◆ **The task**
Convert the lines of every item below into a numbered list, omitting any blank lines.

(Records from a dataset)
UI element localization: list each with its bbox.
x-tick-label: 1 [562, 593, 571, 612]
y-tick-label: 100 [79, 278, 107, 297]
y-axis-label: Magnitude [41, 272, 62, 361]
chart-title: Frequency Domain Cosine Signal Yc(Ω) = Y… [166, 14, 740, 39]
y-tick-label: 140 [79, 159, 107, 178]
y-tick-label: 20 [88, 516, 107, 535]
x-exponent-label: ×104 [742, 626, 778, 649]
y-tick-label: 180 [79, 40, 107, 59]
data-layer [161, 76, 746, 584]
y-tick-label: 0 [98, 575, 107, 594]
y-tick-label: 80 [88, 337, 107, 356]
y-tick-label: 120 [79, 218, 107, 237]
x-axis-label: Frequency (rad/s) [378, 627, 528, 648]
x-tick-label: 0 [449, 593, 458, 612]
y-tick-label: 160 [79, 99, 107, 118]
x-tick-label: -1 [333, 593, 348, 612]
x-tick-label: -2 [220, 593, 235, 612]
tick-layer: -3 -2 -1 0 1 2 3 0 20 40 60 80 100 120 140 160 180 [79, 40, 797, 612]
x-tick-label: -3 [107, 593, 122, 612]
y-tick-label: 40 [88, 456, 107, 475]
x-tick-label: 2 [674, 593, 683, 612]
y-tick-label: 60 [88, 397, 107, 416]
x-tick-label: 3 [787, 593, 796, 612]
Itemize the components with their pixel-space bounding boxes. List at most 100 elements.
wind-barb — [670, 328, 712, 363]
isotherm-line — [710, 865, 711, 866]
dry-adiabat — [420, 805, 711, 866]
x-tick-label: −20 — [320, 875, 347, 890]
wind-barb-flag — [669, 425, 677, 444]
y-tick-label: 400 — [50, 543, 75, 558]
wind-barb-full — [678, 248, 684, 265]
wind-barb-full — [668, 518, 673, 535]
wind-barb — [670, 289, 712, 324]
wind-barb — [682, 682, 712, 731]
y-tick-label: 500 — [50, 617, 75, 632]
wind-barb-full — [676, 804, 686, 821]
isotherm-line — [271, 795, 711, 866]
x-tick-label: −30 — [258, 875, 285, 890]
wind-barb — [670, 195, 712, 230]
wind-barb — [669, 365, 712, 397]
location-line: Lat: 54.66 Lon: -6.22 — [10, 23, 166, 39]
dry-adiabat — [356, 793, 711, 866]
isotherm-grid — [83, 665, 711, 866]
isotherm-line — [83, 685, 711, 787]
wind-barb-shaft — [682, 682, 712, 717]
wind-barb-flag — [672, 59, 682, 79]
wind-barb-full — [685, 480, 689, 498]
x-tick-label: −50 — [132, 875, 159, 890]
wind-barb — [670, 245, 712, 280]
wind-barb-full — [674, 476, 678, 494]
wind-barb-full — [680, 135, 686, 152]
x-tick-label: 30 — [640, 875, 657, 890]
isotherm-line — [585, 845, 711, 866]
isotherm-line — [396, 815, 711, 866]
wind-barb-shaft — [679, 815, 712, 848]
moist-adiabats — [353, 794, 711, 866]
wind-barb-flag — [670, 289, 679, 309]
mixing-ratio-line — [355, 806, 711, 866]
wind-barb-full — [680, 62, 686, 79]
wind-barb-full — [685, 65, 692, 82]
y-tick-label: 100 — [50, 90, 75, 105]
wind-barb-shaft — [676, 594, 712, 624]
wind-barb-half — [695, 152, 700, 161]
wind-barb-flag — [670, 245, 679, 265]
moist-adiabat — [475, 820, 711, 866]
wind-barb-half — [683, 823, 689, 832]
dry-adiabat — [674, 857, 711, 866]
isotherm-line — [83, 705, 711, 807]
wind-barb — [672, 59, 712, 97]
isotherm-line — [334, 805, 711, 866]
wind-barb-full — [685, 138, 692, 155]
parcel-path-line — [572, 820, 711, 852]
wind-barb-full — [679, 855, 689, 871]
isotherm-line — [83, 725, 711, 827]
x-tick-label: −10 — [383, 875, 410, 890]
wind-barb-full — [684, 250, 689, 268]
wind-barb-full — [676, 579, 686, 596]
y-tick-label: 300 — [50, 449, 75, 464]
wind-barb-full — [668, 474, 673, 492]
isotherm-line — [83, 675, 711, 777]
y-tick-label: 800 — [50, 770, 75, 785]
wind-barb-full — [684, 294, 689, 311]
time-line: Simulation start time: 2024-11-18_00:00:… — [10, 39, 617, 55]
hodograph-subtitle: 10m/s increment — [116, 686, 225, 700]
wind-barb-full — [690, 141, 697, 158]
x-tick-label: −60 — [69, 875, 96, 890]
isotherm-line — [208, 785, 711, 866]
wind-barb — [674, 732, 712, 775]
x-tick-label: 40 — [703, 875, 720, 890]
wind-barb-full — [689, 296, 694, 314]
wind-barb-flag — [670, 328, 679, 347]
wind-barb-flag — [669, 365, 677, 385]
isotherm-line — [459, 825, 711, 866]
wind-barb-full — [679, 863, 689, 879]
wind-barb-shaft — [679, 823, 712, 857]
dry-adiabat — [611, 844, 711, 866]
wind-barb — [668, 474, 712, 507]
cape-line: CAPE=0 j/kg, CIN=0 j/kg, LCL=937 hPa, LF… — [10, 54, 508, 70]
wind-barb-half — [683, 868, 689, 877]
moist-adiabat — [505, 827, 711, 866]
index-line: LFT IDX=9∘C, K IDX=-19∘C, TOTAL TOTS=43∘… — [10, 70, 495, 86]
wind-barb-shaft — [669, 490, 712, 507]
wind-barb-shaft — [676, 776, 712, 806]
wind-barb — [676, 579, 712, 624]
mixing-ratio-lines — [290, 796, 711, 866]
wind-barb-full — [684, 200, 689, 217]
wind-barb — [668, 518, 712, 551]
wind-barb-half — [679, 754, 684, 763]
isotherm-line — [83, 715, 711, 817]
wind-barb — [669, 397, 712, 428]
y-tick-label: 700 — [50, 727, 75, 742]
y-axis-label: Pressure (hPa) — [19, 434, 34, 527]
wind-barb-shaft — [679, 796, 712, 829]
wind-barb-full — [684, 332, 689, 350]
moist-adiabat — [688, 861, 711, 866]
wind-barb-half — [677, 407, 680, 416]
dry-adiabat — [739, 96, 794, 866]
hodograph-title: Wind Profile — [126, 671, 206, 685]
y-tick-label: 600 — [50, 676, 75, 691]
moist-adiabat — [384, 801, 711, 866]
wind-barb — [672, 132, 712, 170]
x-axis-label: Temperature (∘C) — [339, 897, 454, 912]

◆ **Solution**
1. UI element localization: list each with its bbox.
2. x-tick-label: 1 [562, 593, 571, 612]
3. y-tick-label: 100 [79, 278, 107, 297]
4. y-axis-label: Magnitude [41, 272, 62, 361]
5. chart-title: Frequency Domain Cosine Signal Yc(Ω) = Y… [166, 14, 740, 39]
6. y-tick-label: 140 [79, 159, 107, 178]
7. y-tick-label: 20 [88, 516, 107, 535]
8. x-exponent-label: ×104 [742, 626, 778, 649]
9. y-tick-label: 180 [79, 40, 107, 59]
10. data-layer [161, 76, 746, 584]
11. y-tick-label: 0 [98, 575, 107, 594]
12. y-tick-label: 80 [88, 337, 107, 356]
13. y-tick-label: 120 [79, 218, 107, 237]
14. x-axis-label: Frequency (rad/s) [378, 627, 528, 648]
15. x-tick-label: 0 [449, 593, 458, 612]
16. y-tick-label: 160 [79, 99, 107, 118]
17. x-tick-label: -1 [333, 593, 348, 612]
18. x-tick-label: -2 [220, 593, 235, 612]
19. tick-layer: -3 -2 -1 0 1 2 3 0 20 40 60 80 100 120 140 160 180 [79, 40, 797, 612]
20. x-tick-label: -3 [107, 593, 122, 612]
21. y-tick-label: 40 [88, 456, 107, 475]
22. x-tick-label: 2 [674, 593, 683, 612]
23. y-tick-label: 60 [88, 397, 107, 416]
24. x-tick-label: 3 [787, 593, 796, 612]
25. Itemize the components with their pixel-space bounding boxes. List at most 100 elements.
26. wind-barb — [670, 328, 712, 363]
27. isotherm-line — [710, 865, 711, 866]
28. dry-adiabat — [420, 805, 711, 866]
29. x-tick-label: −20 — [320, 875, 347, 890]
30. wind-barb-flag — [669, 425, 677, 444]
31. y-tick-label: 400 — [50, 543, 75, 558]
32. wind-barb-full — [678, 248, 684, 265]
33. wind-barb-full — [668, 518, 673, 535]
34. wind-barb — [670, 289, 712, 324]
35. wind-barb — [682, 682, 712, 731]
36. y-tick-label: 500 — [50, 617, 75, 632]
37. wind-barb-full — [676, 804, 686, 821]
38. isotherm-line — [271, 795, 711, 866]
39. x-tick-label: −30 — [258, 875, 285, 890]
40. wind-barb — [670, 195, 712, 230]
41. wind-barb — [669, 365, 712, 397]
42. location-line: Lat: 54.66 Lon: -6.22 — [10, 23, 166, 39]
43. dry-adiabat — [356, 793, 711, 866]
44. isotherm-grid — [83, 665, 711, 866]
45. isotherm-line — [83, 685, 711, 787]
46. wind-barb-shaft — [682, 682, 712, 717]
47. wind-barb-flag — [672, 59, 682, 79]
48. wind-barb-full — [685, 480, 689, 498]
49. x-tick-label: −50 — [132, 875, 159, 890]
50. wind-barb — [670, 245, 712, 280]
51. wind-barb-full — [674, 476, 678, 494]
52. wind-barb-full — [680, 135, 686, 152]
53. x-tick-label: 30 — [640, 875, 657, 890]
54. isotherm-line — [585, 845, 711, 866]
55. isotherm-line — [396, 815, 711, 866]
56. wind-barb-shaft — [679, 815, 712, 848]
57. moist-adiabats — [353, 794, 711, 866]
58. wind-barb-flag — [670, 289, 679, 309]
59. mixing-ratio-line — [355, 806, 711, 866]
60. wind-barb-full — [680, 62, 686, 79]
61. wind-barb-full — [685, 65, 692, 82]
62. y-tick-label: 100 — [50, 90, 75, 105]
63. wind-barb-shaft — [676, 594, 712, 624]
64. wind-barb-half — [695, 152, 700, 161]
65. wind-barb-flag — [670, 245, 679, 265]
66. moist-adiabat — [475, 820, 711, 866]
67. wind-barb-half — [683, 823, 689, 832]
68. dry-adiabat — [674, 857, 711, 866]
69. isotherm-line — [83, 705, 711, 807]
70. wind-barb — [672, 59, 712, 97]
71. isotherm-line — [334, 805, 711, 866]
72. wind-barb-full — [685, 138, 692, 155]
73. parcel-path-line — [572, 820, 711, 852]
74. wind-barb-full — [679, 855, 689, 871]
75. isotherm-line — [83, 725, 711, 827]
76. x-tick-label: −10 — [383, 875, 410, 890]
77. wind-barb-full — [684, 250, 689, 268]
78. wind-barb-full — [676, 579, 686, 596]
79. y-tick-label: 300 — [50, 449, 75, 464]
80. wind-barb-full — [668, 474, 673, 492]
81. isotherm-line — [83, 675, 711, 777]
82. y-tick-label: 800 — [50, 770, 75, 785]
83. wind-barb-full — [684, 294, 689, 311]
84. time-line: Simulation start time: 2024-11-18_00:00:… — [10, 39, 617, 55]
85. hodograph-subtitle: 10m/s increment — [116, 686, 225, 700]
86. wind-barb-full — [690, 141, 697, 158]
87. x-tick-label: −60 — [69, 875, 96, 890]
88. isotherm-line — [208, 785, 711, 866]
89. wind-barb — [674, 732, 712, 775]
90. x-tick-label: 40 — [703, 875, 720, 890]
91. wind-barb-full — [689, 296, 694, 314]
92. wind-barb-flag — [670, 328, 679, 347]
93. wind-barb-flag — [669, 365, 677, 385]
94. isotherm-line — [459, 825, 711, 866]
95. wind-barb-full — [679, 863, 689, 879]
96. wind-barb-shaft — [679, 823, 712, 857]
97. dry-adiabat — [611, 844, 711, 866]
98. wind-barb — [668, 474, 712, 507]
99. cape-line: CAPE=0 j/kg, CIN=0 j/kg, LCL=937 hPa, LF… — [10, 54, 508, 70]
100. wind-barb-half — [683, 868, 689, 877]
101. moist-adiabat — [505, 827, 711, 866]
102. index-line: LFT IDX=9∘C, K IDX=-19∘C, TOTAL TOTS=43∘… — [10, 70, 495, 86]
103. wind-barb-shaft — [669, 490, 712, 507]
104. wind-barb-shaft — [676, 776, 712, 806]
105. wind-barb — [676, 579, 712, 624]
106. mixing-ratio-lines — [290, 796, 711, 866]
107. wind-barb-full — [684, 200, 689, 217]
108. wind-barb — [668, 518, 712, 551]
109. wind-barb-half — [679, 754, 684, 763]
110. isotherm-line — [83, 715, 711, 817]
111. wind-barb — [669, 397, 712, 428]
112. y-tick-label: 700 — [50, 727, 75, 742]
113. y-axis-label: Pressure (hPa) — [19, 434, 34, 527]
114. wind-barb-shaft — [679, 796, 712, 829]
115. wind-barb-full — [684, 332, 689, 350]
116. moist-adiabat — [688, 861, 711, 866]
117. wind-barb-half — [677, 407, 680, 416]
118. dry-adiabat — [739, 96, 794, 866]
119. hodograph-title: Wind Profile — [126, 671, 206, 685]
120. y-tick-label: 600 — [50, 676, 75, 691]
121. moist-adiabat — [384, 801, 711, 866]
122. wind-barb — [672, 132, 712, 170]
123. x-axis-label: Temperature (∘C) — [339, 897, 454, 912]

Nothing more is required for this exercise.